start

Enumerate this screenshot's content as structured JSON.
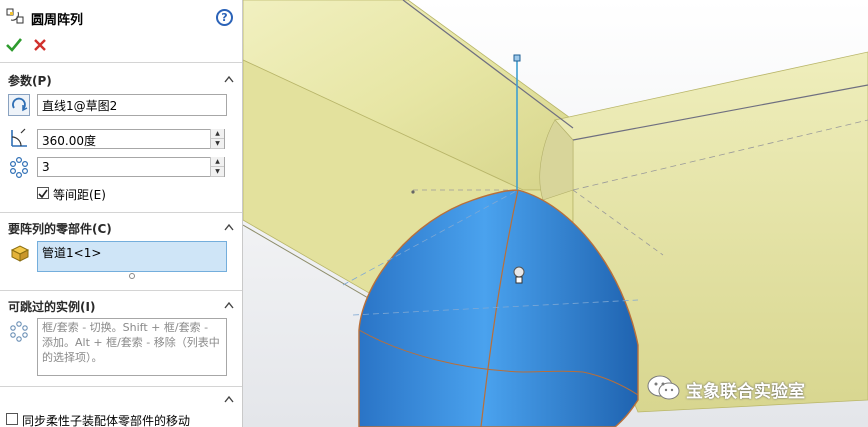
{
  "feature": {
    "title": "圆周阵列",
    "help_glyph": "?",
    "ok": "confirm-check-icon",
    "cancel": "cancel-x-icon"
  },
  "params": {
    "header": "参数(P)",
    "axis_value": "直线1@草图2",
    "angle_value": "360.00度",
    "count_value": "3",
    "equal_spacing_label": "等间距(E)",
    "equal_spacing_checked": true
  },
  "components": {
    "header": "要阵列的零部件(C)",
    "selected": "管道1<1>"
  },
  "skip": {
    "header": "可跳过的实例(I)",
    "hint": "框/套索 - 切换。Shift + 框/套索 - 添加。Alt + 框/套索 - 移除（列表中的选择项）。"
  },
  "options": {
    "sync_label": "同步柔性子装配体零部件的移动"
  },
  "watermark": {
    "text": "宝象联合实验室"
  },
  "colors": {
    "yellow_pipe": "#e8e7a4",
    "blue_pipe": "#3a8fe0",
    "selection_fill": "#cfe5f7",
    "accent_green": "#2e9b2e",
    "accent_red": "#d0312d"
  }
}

end
start

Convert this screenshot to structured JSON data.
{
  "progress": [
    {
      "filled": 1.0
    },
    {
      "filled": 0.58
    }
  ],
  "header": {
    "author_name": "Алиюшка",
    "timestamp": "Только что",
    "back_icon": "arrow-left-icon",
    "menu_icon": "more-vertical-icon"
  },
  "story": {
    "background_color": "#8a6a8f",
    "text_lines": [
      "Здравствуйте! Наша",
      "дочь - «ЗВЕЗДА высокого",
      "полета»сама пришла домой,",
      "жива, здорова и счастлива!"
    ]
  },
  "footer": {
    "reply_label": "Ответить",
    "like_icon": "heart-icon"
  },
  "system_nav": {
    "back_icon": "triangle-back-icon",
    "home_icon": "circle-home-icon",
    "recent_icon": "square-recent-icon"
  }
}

end
start

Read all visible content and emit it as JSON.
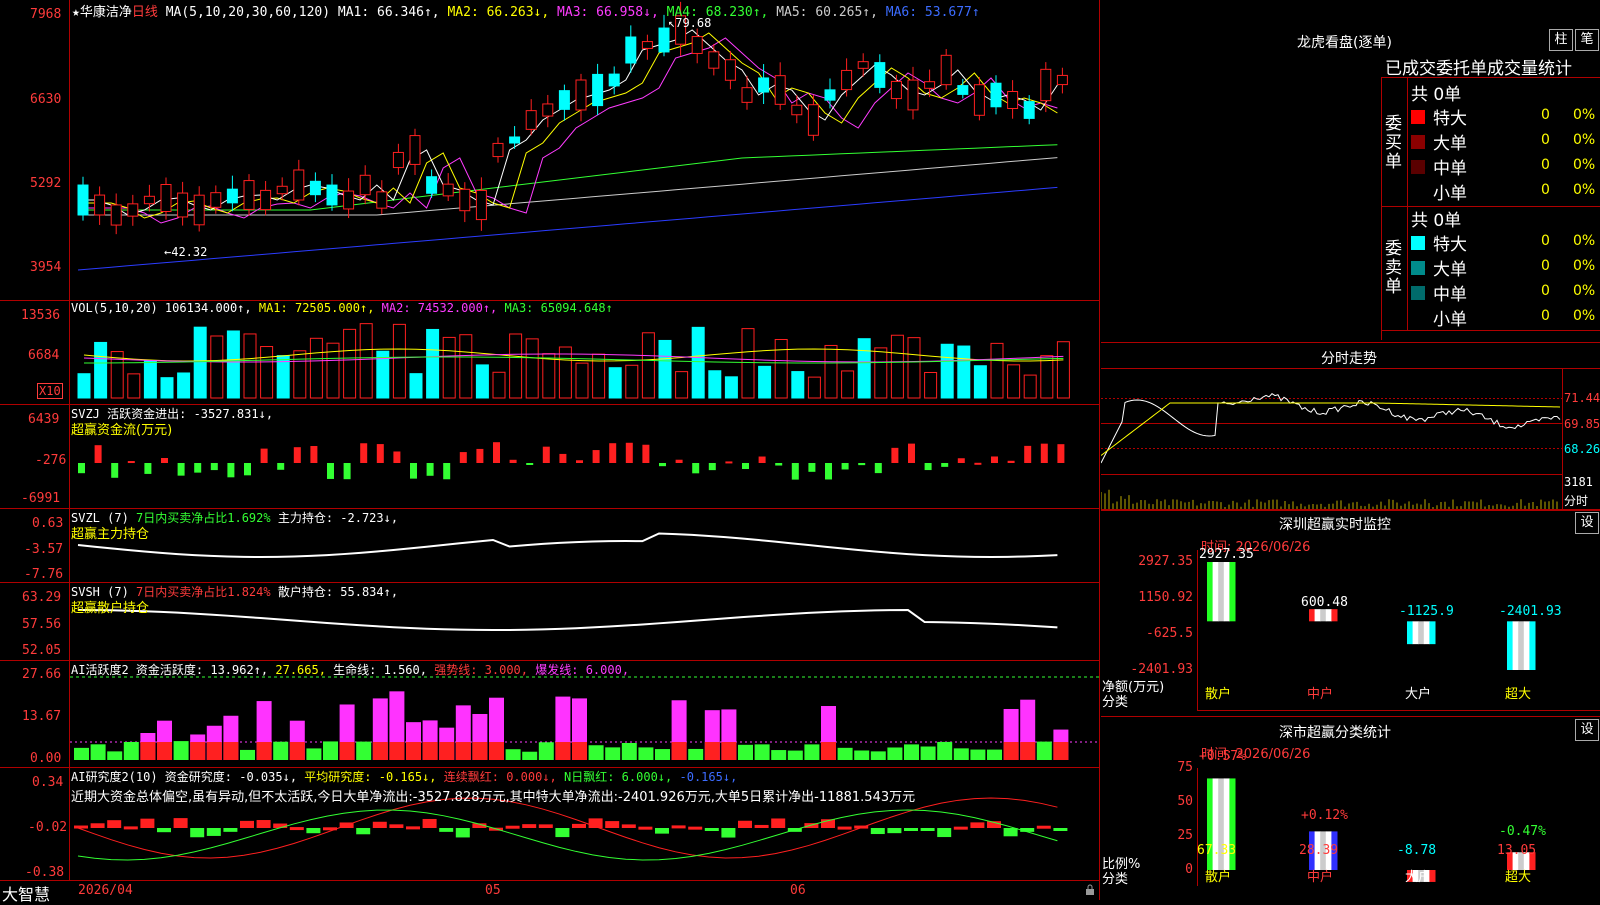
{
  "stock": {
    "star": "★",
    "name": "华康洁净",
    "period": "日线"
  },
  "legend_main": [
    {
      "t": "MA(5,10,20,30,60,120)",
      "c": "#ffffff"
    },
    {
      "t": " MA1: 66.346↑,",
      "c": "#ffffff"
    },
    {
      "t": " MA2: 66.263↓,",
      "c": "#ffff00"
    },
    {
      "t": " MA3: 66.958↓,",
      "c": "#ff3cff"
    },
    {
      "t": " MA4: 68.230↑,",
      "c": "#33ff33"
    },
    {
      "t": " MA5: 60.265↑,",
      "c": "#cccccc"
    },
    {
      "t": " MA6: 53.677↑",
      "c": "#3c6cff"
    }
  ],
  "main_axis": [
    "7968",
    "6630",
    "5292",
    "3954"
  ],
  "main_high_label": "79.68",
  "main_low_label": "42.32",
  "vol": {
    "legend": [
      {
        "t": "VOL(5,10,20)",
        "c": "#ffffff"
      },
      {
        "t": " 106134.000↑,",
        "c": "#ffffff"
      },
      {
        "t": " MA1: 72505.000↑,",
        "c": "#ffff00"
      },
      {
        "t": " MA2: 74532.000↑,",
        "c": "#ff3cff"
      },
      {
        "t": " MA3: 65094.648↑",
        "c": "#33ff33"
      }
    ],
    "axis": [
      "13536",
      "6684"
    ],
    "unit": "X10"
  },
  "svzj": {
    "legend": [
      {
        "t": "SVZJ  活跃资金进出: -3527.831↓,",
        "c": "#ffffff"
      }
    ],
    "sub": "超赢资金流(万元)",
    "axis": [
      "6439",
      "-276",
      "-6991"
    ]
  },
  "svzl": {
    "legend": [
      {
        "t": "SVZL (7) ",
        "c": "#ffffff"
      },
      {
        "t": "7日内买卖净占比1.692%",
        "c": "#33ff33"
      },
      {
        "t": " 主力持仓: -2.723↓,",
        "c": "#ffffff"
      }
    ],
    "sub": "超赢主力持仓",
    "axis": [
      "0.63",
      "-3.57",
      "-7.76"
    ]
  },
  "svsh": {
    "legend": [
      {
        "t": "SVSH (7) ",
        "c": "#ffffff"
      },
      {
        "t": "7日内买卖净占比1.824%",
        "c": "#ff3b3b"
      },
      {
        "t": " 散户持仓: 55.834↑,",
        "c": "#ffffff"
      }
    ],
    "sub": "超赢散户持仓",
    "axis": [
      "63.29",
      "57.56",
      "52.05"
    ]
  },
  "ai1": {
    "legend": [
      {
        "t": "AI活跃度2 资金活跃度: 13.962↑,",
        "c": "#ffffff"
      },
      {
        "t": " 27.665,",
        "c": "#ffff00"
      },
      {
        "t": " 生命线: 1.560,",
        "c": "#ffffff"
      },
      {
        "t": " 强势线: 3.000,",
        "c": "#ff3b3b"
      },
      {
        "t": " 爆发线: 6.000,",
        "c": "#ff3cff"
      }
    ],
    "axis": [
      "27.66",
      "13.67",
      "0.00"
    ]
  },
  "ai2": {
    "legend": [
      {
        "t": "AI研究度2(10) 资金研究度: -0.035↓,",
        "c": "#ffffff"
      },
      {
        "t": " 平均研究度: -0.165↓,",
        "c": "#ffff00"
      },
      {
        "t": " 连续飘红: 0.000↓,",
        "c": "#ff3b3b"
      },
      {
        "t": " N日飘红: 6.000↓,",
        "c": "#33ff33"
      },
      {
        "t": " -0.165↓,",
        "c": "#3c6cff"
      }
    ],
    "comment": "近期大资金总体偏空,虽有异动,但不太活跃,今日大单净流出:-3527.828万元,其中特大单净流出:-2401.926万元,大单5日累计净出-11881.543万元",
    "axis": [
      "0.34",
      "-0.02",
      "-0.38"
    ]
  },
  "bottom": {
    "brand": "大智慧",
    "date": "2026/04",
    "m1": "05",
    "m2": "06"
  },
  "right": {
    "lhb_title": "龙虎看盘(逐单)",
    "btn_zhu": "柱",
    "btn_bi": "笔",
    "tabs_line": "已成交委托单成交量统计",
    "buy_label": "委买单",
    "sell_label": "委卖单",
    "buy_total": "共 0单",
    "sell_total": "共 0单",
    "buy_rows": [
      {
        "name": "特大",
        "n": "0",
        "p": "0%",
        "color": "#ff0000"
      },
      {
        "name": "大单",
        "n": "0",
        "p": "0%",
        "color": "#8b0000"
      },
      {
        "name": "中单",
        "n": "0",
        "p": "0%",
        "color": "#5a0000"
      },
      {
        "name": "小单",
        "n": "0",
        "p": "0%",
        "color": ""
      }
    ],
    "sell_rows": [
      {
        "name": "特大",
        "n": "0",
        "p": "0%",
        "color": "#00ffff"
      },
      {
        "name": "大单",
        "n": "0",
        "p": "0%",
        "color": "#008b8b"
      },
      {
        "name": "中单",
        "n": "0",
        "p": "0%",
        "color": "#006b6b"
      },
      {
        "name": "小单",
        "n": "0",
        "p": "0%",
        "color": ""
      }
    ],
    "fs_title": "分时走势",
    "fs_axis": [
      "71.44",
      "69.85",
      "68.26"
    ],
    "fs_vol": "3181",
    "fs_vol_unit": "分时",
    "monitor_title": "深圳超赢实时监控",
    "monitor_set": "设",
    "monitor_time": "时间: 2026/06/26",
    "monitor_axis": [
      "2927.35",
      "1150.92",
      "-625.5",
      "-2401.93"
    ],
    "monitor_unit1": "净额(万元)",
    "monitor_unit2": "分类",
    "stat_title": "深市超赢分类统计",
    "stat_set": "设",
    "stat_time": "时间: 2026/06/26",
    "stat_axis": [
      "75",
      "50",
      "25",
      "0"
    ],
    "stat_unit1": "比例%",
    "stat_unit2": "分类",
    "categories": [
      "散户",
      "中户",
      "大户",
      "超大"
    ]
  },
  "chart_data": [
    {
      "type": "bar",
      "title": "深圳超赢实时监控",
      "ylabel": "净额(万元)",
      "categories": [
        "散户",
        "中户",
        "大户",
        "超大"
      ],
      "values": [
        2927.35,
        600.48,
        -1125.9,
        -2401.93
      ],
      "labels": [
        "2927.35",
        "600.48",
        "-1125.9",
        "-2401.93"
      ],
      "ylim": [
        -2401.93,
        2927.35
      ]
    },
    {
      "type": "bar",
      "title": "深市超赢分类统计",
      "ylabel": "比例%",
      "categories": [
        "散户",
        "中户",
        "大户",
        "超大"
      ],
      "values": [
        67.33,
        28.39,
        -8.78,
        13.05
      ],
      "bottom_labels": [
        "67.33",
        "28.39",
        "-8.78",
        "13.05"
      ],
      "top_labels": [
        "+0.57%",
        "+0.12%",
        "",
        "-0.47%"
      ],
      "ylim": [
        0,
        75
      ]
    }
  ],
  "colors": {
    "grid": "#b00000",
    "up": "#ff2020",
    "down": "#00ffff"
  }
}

end

→ **Stated exercise**:
Copy all lines of the listing above that contain the string "this".

→ **Task answer**:
Enumerate this screenshot's content as structured JSON.
Convert this screenshot to structured JSON data.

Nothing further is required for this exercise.